Work out the number of lines with "component" in them. Reply with that number and no other words.

·····

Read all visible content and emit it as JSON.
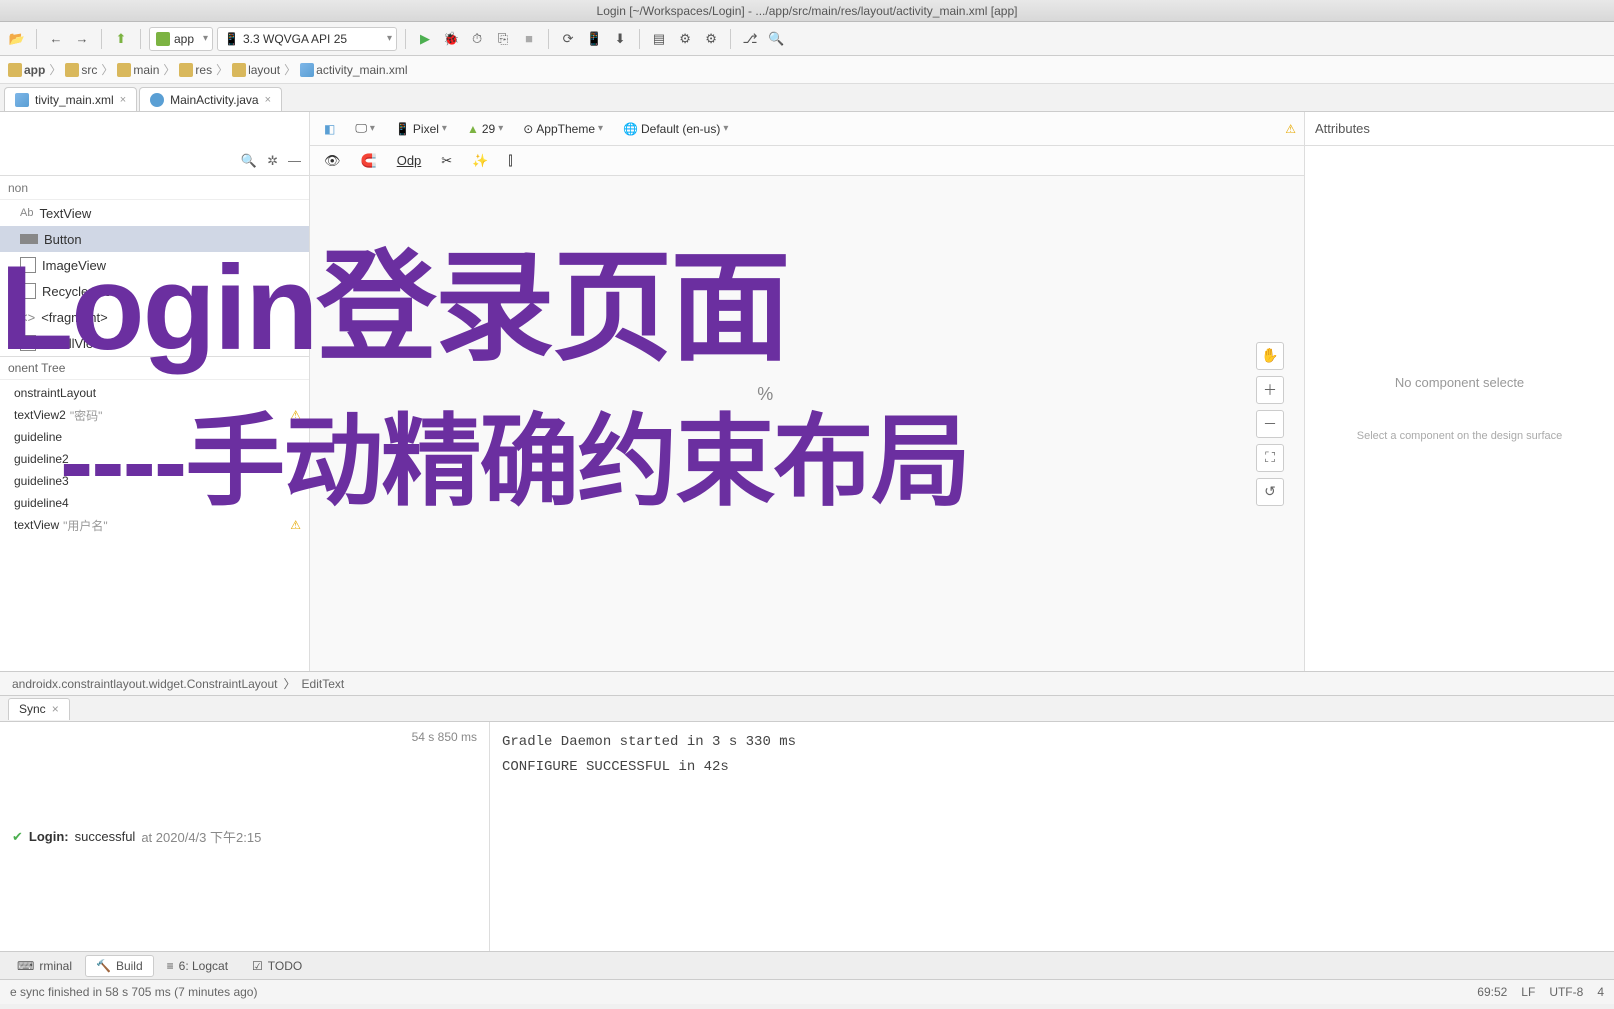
{
  "titlebar": "Login [~/Workspaces/Login] - .../app/src/main/res/layout/activity_main.xml [app]",
  "toolbar": {
    "run_config": "app",
    "device": "3.3  WQVGA API 25"
  },
  "breadcrumb": [
    "app",
    "src",
    "main",
    "res",
    "layout",
    "activity_main.xml"
  ],
  "editor_tabs": [
    {
      "label": "tivity_main.xml",
      "icon": "xml"
    },
    {
      "label": "MainActivity.java",
      "icon": "java"
    }
  ],
  "palette": {
    "category": "non",
    "items": [
      {
        "label": "TextView",
        "prefix": "Ab"
      },
      {
        "label": "Button",
        "selected": true
      },
      {
        "label": "ImageView"
      },
      {
        "label": "RecyclerView"
      },
      {
        "label": "<fragment>"
      },
      {
        "label": "ScrollView"
      }
    ]
  },
  "tree": {
    "title": "onent Tree",
    "items": [
      {
        "label": "onstraintLayout"
      },
      {
        "label": "textView2",
        "extra": "\"密码\"",
        "warn": true
      },
      {
        "label": "guideline"
      },
      {
        "label": "guideline2"
      },
      {
        "label": "guideline3"
      },
      {
        "label": "guideline4"
      },
      {
        "label": "textView",
        "extra": "\"用户名\"",
        "warn": true
      }
    ]
  },
  "design_toolbar": {
    "device": "Pixel",
    "api": "29",
    "theme": "AppTheme",
    "locale": "Default (en-us)",
    "zoom_label": "Odp"
  },
  "attributes": {
    "title": "Attributes",
    "empty": "No component selecte",
    "hint": "Select a component on the design surface"
  },
  "canvas": {
    "center": "%"
  },
  "bottom_breadcrumb": [
    "androidx.constraintlayout.widget.ConstraintLayout",
    "EditText"
  ],
  "sync": {
    "tab": "Sync",
    "status_prefix": "Login:",
    "status_word": "successful",
    "status_at": "at 2020/4/3 下午2:15",
    "duration": "54 s 850 ms",
    "console": [
      "Gradle Daemon started in 3 s 330 ms",
      "",
      "CONFIGURE SUCCESSFUL in 42s"
    ]
  },
  "bottom_tabs": [
    "rminal",
    "Build",
    "6: Logcat",
    "TODO"
  ],
  "statusbar": {
    "msg": "e sync finished in 58 s 705 ms (7 minutes ago)",
    "pos": "69:52",
    "le": "LF",
    "enc": "UTF-8",
    "sp": "4"
  },
  "overlay": {
    "line1": "Login登录页面",
    "line2": "----手动精确约束布局"
  }
}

·····

■ Answer for the task
2